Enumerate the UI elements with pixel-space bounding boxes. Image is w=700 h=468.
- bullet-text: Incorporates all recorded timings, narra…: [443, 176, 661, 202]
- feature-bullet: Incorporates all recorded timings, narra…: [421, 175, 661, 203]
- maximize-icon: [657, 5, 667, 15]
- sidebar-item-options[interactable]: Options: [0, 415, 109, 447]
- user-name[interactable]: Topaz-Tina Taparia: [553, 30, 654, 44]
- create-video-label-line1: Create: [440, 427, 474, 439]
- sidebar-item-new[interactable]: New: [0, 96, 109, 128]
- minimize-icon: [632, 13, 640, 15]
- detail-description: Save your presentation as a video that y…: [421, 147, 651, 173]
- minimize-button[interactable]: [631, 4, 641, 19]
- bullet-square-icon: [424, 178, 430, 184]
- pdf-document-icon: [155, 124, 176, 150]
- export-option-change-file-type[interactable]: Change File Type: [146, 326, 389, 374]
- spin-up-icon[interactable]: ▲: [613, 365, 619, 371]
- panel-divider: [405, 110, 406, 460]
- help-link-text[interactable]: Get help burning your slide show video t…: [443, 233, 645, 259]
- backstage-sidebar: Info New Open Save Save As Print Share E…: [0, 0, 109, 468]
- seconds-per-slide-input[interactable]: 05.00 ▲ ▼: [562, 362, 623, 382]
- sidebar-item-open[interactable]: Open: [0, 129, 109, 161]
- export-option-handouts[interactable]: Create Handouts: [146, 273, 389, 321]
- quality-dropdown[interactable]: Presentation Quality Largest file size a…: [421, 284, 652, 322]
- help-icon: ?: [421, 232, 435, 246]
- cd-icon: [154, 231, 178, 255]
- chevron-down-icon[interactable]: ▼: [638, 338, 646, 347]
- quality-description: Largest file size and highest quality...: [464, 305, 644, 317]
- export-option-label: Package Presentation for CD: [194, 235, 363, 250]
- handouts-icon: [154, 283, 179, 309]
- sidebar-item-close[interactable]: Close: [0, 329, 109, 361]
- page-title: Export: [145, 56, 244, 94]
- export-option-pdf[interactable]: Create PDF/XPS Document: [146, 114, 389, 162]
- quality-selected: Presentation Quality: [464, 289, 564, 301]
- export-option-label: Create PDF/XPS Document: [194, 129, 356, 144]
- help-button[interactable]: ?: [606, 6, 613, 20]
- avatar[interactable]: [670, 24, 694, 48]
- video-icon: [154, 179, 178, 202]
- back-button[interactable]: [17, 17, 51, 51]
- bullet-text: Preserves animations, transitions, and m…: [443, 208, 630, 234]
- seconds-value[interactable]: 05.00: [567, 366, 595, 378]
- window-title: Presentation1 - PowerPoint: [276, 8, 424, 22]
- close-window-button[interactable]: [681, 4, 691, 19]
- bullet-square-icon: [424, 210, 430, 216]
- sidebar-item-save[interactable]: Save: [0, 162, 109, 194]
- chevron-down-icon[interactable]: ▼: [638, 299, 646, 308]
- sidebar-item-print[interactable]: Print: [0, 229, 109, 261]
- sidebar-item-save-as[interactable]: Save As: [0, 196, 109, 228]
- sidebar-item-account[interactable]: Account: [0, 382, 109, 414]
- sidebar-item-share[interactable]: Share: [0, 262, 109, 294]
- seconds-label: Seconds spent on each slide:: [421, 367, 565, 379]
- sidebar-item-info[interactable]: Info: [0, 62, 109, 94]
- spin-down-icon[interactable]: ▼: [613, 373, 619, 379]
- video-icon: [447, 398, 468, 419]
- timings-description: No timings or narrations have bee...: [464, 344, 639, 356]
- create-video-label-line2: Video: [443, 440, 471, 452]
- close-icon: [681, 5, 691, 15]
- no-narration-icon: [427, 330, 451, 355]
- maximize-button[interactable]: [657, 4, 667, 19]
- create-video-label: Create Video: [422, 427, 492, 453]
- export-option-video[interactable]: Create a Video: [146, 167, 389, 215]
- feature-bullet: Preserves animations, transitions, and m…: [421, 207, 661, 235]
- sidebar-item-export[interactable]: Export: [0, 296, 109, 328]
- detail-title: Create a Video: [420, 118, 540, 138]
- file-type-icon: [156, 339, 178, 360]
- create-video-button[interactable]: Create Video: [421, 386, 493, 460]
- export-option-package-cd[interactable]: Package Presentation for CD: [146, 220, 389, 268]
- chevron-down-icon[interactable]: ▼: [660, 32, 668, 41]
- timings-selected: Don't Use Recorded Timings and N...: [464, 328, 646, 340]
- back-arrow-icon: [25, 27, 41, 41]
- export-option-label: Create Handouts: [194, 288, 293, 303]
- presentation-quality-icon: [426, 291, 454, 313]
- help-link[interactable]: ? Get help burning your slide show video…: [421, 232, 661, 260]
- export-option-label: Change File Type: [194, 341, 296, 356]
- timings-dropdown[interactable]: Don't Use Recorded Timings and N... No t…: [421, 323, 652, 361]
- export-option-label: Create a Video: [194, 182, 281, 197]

TASK GOAL | Pull out each line of the data above that contains the string "feature". Case counts, so only lines where it appears in that same capitalization qualify.

WRITTEN REPLY |
- feature-bullet: Incorporates all recorded timings, narra…: [421, 175, 661, 203]
- feature-bullet: Preserves animations, transitions, and m…: [421, 207, 661, 235]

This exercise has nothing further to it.